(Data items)
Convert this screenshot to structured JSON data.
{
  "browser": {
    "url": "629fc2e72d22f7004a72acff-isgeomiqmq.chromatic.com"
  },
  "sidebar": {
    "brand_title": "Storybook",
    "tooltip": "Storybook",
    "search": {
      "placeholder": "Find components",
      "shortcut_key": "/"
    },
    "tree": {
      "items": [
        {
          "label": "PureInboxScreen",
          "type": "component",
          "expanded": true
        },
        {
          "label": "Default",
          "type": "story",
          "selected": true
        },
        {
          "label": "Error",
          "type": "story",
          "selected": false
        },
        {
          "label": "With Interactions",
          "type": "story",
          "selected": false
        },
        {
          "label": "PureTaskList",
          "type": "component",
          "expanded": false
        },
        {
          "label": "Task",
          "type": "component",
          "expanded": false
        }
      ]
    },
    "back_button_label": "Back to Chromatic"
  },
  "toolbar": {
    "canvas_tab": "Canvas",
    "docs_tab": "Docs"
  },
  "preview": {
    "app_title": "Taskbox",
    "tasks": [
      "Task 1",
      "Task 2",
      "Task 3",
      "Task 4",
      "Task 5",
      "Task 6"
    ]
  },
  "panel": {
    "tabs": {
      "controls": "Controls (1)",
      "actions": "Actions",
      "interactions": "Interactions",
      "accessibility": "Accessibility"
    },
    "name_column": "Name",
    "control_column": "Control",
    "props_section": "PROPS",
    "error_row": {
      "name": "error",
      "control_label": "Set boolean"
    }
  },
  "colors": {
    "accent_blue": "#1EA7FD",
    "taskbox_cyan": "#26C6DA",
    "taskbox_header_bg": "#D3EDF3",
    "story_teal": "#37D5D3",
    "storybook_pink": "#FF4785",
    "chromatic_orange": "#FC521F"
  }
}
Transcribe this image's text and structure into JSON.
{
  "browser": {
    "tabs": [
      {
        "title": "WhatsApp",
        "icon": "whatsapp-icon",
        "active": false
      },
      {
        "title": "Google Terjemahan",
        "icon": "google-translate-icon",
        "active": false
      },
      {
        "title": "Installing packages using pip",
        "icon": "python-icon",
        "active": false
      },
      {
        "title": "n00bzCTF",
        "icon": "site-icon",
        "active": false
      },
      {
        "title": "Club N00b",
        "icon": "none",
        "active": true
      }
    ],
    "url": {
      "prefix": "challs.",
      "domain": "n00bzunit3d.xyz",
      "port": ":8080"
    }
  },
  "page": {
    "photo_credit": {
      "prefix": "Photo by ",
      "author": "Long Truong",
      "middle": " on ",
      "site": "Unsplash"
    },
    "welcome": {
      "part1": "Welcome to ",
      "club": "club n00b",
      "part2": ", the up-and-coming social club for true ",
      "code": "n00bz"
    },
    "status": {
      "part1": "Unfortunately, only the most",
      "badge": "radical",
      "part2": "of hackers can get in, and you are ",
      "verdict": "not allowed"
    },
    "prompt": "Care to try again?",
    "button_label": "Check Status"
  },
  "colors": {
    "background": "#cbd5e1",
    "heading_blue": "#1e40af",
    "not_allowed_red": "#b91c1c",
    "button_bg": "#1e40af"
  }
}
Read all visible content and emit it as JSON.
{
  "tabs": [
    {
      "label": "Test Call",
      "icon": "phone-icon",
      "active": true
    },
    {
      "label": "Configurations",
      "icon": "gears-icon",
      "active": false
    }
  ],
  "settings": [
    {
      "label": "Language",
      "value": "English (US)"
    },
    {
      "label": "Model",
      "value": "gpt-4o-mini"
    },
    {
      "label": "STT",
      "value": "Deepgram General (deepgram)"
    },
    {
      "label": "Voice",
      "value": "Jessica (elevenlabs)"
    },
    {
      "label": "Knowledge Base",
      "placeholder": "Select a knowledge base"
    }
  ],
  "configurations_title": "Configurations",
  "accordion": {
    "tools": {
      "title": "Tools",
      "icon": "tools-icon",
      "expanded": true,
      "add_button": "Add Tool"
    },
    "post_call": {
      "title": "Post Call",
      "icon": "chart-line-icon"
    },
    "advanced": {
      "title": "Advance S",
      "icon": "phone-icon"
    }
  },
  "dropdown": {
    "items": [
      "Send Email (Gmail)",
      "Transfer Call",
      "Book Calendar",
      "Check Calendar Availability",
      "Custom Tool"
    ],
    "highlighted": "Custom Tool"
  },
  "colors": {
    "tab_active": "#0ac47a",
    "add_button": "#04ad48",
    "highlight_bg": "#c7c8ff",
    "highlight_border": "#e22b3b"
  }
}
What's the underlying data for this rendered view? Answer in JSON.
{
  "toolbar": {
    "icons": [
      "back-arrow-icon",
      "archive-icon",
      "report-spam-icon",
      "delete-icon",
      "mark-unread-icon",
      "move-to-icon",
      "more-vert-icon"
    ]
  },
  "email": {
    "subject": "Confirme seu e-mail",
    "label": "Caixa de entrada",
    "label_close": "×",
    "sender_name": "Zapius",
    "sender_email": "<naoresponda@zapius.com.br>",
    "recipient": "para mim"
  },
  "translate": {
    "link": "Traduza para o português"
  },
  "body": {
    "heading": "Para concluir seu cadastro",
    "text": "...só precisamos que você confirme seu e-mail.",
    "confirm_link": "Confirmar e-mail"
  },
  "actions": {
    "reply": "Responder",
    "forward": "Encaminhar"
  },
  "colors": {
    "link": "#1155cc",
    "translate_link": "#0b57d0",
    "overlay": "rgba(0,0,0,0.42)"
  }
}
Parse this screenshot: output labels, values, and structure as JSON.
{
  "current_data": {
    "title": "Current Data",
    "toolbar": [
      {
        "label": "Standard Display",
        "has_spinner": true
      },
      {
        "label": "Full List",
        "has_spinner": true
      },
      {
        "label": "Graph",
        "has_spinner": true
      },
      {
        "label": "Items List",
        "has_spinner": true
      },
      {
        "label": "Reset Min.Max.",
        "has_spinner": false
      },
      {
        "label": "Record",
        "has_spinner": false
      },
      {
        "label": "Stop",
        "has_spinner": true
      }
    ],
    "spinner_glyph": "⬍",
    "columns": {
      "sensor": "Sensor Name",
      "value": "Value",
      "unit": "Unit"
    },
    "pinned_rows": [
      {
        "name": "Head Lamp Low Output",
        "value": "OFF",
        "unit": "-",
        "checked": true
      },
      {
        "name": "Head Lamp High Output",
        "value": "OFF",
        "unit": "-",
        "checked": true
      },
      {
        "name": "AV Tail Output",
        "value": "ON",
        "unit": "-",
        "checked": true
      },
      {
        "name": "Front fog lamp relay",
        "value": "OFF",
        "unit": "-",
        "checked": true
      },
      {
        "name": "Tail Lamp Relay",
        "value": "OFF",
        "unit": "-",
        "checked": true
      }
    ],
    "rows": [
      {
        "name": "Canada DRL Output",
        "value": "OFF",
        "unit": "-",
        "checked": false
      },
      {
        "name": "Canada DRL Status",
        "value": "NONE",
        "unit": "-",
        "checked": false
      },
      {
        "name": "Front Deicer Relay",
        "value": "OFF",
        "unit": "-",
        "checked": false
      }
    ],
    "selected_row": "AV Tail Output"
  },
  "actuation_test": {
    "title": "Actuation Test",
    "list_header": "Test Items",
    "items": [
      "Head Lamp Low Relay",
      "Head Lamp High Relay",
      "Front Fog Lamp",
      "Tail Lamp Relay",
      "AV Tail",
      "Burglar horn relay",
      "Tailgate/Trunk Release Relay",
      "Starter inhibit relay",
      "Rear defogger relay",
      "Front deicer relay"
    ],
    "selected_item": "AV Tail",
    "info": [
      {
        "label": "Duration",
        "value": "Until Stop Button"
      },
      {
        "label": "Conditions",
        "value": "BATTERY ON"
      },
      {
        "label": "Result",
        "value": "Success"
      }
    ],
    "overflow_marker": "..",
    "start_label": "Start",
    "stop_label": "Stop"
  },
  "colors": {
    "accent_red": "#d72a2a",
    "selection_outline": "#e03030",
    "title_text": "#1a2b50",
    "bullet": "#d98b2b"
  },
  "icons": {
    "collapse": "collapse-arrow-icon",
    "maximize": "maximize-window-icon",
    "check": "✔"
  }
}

# EXERCISE AIM:
Show every line above in which the word "arrow" occurs.

# TASK ANSWER:
      "back-arrow-icon",
    "collapse": "collapse-arrow-icon",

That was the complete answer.